--- AIM ---
Scan the records for the string "动力控制"; copy each line where it occurs.

--- INFORMATION SHOWN ---

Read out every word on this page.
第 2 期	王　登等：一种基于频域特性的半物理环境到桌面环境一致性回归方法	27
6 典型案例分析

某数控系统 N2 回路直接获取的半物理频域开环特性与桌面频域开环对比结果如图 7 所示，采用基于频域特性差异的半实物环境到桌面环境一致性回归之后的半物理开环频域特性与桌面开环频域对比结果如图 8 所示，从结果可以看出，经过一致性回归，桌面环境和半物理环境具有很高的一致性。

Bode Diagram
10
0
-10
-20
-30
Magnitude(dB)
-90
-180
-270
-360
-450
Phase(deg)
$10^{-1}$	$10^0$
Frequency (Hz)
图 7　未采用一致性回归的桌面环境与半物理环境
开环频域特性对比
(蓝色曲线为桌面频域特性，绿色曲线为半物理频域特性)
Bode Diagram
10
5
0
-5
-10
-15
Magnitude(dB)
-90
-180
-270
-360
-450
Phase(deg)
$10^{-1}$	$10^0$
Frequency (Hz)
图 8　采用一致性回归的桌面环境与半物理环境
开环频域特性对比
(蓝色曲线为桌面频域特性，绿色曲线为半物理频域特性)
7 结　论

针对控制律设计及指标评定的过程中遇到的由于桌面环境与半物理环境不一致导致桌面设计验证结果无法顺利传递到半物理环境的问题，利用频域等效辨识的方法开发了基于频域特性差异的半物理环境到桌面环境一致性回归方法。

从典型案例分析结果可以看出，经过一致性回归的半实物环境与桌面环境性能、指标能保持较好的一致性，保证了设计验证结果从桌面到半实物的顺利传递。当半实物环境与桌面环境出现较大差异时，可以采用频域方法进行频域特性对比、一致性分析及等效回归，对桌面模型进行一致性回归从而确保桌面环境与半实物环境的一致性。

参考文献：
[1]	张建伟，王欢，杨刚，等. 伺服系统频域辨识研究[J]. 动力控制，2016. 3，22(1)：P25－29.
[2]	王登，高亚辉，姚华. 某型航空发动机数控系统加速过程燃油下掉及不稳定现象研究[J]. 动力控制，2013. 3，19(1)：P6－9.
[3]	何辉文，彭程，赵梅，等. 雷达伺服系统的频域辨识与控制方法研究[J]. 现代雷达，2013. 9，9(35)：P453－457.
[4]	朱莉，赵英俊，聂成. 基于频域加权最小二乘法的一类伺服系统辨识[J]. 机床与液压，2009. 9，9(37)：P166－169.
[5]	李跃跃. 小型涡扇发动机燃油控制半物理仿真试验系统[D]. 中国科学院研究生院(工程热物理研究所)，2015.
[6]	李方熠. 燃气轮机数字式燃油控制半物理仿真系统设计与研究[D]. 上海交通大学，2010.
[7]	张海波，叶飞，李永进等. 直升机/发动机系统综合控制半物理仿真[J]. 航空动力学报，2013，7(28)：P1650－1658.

--- COMPLETED EXERCISE ---
[1]	张建伟，王欢，杨刚，等. 伺服系统频域辨识研究[J]. 动力控制，2016. 3，22(1)：P25－29.
[2]	王登，高亚辉，姚华. 某型航空发动机数控系统加速过程燃油下掉及不稳定现象研究[J]. 动力控制，2013. 3，19(1)：P6－9.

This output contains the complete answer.